§ Request
In the listing below, pick out lines with "totalspread".

* * * * *

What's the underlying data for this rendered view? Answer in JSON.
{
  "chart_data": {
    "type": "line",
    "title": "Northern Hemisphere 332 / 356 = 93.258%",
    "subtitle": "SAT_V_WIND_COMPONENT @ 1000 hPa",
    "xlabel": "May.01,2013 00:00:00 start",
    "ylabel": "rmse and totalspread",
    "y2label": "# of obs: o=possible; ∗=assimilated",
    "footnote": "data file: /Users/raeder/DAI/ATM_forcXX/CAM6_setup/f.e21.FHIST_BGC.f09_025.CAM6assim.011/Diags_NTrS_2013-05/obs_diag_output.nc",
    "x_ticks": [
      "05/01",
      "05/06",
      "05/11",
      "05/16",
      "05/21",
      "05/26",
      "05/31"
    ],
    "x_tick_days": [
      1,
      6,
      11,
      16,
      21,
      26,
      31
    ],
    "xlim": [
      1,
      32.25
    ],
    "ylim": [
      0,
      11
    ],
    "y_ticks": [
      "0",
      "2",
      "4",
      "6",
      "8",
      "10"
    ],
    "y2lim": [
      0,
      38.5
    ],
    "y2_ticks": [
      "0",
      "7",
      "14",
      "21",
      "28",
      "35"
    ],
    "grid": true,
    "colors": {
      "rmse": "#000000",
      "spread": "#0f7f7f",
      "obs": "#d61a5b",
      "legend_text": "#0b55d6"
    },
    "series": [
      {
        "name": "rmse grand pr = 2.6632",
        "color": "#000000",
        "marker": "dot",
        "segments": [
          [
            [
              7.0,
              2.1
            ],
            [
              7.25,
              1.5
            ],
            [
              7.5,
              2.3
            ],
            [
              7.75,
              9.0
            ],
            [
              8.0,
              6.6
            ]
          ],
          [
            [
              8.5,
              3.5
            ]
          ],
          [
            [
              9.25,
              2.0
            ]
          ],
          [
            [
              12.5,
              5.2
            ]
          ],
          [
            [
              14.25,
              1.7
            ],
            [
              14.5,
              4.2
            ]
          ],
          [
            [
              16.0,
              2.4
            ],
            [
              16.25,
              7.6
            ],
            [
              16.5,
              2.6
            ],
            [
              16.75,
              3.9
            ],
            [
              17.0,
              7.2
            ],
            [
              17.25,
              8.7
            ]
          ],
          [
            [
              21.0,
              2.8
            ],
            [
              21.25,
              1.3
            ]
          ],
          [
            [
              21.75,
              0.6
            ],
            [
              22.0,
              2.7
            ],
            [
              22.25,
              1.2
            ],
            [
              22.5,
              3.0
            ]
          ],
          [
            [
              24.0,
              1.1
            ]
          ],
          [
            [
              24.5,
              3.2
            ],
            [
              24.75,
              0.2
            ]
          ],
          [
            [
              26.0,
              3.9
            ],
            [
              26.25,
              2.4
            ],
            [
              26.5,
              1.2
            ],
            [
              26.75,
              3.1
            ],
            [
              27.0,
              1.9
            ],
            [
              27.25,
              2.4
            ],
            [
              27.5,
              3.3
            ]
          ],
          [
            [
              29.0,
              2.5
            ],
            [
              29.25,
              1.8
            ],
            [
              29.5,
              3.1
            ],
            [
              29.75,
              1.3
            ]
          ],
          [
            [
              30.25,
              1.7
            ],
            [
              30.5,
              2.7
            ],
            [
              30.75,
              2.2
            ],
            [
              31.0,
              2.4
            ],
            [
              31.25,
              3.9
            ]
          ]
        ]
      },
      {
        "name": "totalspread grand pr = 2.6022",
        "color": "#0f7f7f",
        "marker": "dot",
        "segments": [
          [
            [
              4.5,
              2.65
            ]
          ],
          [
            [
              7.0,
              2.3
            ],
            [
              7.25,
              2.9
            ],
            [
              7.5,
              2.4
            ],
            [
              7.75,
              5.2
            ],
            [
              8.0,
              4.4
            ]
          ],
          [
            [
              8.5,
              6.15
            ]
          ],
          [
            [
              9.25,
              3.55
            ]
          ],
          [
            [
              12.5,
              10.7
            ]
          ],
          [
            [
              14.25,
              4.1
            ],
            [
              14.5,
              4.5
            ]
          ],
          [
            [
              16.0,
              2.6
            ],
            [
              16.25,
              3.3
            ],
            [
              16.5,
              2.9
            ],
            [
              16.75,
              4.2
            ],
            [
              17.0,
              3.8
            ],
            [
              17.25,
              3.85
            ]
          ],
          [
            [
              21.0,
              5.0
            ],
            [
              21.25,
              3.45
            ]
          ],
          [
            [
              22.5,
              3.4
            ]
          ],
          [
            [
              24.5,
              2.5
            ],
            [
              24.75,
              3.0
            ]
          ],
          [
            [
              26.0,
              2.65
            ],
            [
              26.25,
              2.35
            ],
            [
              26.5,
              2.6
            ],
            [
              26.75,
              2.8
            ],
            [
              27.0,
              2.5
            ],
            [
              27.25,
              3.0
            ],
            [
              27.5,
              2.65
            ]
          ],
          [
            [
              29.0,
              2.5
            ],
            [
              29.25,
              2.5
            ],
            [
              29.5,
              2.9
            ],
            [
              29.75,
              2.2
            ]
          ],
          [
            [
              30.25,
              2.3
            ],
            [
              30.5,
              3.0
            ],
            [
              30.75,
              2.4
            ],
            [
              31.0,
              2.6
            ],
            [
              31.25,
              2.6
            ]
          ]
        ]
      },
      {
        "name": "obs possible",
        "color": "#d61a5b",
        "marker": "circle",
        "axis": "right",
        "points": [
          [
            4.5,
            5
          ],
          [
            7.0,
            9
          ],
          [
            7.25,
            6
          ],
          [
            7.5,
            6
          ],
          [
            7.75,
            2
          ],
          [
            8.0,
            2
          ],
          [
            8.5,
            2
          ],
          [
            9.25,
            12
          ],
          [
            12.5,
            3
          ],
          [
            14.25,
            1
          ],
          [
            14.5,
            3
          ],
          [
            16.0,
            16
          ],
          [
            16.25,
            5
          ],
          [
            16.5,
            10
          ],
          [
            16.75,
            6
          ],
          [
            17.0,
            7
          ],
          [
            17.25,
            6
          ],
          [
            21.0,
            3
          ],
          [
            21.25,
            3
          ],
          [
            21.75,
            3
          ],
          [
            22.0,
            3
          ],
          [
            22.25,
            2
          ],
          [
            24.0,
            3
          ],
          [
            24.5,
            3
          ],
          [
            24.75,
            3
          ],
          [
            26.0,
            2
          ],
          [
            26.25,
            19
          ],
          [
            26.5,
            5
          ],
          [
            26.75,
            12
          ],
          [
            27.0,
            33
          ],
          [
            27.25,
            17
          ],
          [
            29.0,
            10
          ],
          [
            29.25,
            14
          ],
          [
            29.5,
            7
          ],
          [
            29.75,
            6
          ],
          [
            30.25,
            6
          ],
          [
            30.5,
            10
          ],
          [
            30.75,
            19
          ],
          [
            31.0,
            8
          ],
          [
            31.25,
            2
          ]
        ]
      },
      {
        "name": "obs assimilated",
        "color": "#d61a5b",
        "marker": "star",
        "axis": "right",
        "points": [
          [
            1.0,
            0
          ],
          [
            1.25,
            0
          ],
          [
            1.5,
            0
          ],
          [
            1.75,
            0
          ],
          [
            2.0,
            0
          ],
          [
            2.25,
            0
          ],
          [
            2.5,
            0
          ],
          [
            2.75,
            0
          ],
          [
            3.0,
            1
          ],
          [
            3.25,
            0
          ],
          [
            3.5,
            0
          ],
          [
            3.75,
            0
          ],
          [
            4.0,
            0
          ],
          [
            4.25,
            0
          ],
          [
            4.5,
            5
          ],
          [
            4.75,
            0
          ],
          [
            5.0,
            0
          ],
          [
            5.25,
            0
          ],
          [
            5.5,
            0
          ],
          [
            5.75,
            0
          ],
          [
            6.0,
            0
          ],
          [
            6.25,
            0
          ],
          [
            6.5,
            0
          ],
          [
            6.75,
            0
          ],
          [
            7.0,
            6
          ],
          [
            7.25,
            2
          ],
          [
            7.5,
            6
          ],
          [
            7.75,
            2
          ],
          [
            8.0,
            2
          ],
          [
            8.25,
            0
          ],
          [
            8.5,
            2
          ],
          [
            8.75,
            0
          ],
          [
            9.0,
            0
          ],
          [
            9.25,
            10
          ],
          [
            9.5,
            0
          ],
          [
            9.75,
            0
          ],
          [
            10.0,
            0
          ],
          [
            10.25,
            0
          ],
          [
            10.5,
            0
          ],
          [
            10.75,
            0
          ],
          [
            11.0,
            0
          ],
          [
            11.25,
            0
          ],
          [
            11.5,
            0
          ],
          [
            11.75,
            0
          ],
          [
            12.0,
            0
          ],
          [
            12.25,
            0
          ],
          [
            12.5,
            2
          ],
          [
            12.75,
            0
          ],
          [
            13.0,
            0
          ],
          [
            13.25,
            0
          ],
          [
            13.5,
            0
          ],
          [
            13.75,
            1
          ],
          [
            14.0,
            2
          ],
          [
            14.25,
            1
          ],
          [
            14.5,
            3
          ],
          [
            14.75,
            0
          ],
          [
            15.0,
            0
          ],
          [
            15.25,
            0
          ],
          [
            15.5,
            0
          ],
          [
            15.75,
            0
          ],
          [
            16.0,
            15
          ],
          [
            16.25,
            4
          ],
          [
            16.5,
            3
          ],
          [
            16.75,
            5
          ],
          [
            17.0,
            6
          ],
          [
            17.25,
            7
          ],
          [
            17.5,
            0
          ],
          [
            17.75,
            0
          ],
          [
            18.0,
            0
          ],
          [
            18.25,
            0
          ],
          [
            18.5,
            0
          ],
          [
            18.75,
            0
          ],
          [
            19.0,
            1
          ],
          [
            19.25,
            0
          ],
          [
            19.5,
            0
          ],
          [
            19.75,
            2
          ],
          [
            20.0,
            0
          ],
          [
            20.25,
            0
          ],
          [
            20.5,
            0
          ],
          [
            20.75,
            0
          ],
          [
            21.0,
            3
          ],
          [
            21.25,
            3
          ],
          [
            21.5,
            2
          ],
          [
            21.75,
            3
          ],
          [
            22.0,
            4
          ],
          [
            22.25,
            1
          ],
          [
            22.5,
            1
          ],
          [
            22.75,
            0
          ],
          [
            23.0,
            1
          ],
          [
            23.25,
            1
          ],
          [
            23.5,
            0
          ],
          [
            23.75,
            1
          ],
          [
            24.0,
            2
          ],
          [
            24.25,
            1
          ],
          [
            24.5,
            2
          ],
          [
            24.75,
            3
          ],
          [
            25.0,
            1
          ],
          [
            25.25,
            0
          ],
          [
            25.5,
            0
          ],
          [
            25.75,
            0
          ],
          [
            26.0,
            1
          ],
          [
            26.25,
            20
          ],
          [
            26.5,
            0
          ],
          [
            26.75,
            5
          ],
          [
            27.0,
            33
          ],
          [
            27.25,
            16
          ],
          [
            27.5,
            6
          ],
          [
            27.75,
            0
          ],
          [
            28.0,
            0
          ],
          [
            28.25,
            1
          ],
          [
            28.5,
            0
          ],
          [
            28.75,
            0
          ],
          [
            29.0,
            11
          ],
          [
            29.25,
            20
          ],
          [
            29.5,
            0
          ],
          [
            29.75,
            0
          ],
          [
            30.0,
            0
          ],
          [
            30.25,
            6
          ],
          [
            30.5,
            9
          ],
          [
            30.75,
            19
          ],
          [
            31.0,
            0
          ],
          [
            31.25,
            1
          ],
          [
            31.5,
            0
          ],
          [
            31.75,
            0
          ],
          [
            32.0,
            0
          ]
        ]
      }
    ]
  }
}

* * * * *

§ Expected answer
    "ylabel": "rmse and totalspread",
        "name": "totalspread grand pr = 2.6022",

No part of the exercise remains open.